Copy out the lines that include the word "Malga".

## START

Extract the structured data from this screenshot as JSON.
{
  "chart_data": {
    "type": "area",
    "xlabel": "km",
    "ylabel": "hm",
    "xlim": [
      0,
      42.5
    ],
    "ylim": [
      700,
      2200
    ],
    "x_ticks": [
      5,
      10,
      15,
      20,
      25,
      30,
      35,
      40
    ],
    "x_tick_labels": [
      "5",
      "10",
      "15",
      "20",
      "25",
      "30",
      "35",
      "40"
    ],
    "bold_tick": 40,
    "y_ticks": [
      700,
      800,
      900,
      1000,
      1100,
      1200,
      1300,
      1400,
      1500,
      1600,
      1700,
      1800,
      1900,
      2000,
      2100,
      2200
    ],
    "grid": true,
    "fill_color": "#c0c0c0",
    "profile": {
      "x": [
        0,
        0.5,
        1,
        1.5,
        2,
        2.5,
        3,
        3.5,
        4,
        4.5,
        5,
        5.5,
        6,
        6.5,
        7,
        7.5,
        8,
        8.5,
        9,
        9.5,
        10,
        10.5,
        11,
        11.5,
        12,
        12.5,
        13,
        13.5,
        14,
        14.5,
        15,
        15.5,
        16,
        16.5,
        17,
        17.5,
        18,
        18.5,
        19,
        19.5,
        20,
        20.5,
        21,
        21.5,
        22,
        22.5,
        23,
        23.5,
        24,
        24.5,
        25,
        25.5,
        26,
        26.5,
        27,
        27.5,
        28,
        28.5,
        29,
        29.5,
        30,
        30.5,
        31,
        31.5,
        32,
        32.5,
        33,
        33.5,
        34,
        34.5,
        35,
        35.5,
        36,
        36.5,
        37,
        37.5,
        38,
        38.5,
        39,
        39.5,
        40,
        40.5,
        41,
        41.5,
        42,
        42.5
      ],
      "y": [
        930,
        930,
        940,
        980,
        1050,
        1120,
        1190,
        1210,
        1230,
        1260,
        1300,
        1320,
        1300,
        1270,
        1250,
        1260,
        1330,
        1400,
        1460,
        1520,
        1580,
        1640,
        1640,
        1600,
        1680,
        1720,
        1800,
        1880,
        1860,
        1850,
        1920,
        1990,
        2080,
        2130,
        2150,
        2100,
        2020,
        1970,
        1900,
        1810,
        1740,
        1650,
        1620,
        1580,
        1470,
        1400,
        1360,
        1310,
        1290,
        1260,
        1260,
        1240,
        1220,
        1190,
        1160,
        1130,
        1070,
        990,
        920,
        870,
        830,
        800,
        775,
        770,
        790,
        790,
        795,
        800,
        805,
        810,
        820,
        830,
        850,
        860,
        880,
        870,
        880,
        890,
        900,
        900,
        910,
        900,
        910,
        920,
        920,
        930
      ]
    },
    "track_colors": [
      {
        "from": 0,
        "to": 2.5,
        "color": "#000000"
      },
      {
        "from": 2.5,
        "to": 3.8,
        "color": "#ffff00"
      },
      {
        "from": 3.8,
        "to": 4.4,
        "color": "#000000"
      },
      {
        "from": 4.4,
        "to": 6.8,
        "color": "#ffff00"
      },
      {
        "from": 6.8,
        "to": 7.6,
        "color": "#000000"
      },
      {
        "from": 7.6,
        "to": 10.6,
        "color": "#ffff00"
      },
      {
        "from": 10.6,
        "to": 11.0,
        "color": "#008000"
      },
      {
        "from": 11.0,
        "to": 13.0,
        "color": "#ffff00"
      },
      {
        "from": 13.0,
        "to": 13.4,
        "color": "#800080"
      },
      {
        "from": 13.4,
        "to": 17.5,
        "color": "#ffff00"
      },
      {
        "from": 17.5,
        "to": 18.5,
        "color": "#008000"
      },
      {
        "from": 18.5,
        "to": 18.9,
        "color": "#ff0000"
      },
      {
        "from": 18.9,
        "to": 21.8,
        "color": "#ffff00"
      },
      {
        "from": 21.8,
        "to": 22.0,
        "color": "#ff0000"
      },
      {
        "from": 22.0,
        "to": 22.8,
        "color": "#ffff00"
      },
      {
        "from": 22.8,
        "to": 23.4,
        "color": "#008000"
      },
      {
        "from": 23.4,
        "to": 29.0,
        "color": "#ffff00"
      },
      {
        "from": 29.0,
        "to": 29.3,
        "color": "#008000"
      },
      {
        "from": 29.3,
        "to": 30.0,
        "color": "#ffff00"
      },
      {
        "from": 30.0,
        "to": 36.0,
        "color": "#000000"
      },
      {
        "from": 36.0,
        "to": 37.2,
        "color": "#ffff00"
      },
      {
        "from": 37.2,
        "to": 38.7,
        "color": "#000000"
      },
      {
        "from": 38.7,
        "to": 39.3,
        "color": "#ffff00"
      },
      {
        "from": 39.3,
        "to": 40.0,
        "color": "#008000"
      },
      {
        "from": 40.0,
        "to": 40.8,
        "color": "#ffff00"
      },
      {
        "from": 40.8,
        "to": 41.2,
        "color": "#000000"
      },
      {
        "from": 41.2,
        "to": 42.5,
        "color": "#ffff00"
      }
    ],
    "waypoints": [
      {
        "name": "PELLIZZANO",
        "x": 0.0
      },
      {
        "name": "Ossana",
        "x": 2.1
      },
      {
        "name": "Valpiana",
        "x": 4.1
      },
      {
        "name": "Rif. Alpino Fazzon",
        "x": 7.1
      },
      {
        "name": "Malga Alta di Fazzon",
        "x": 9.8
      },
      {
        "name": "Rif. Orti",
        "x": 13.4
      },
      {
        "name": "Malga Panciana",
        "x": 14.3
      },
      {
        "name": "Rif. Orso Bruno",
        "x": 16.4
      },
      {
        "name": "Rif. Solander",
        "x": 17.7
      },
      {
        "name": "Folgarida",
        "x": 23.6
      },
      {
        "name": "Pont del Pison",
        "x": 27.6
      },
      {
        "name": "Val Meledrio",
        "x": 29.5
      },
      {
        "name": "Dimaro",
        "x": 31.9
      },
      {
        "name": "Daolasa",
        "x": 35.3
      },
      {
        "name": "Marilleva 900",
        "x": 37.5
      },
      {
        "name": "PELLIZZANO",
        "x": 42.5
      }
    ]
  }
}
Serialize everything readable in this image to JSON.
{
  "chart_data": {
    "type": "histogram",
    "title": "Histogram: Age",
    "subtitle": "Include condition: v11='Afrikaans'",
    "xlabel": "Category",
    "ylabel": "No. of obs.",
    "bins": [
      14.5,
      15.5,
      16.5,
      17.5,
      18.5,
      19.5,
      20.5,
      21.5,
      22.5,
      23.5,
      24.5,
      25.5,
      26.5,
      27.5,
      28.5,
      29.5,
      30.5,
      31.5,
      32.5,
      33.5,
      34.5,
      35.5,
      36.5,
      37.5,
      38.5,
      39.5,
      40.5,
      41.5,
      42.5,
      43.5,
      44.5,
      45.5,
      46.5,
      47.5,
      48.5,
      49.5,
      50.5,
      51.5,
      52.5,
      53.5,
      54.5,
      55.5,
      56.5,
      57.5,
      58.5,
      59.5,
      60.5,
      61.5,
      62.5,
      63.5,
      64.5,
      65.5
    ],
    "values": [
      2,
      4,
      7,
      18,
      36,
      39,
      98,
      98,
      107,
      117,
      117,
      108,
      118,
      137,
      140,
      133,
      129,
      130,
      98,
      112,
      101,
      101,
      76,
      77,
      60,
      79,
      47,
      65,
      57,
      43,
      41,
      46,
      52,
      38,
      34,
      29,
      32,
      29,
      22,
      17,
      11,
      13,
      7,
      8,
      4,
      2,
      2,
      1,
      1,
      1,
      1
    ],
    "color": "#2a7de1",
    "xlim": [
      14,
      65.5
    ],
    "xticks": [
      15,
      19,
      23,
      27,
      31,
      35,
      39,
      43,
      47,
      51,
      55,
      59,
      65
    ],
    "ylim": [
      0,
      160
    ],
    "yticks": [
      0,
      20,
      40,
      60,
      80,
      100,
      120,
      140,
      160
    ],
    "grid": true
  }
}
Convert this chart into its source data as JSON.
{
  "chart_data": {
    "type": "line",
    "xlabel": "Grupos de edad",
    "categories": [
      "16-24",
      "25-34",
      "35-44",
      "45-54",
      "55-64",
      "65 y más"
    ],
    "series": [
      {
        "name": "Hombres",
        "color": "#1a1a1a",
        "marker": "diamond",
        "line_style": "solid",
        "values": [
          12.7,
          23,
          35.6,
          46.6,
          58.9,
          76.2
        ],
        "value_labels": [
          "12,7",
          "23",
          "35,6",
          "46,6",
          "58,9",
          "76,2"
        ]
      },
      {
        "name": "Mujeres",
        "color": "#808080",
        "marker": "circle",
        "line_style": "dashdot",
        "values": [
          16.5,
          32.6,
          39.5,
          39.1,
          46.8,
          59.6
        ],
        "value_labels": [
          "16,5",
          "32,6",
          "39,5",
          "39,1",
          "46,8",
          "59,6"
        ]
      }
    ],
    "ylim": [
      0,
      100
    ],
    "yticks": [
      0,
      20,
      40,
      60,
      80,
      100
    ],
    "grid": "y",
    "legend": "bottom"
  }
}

## END

# Expected answer
        "name": "Malga Alta di Fazzon",
        "name": "Malga Panciana",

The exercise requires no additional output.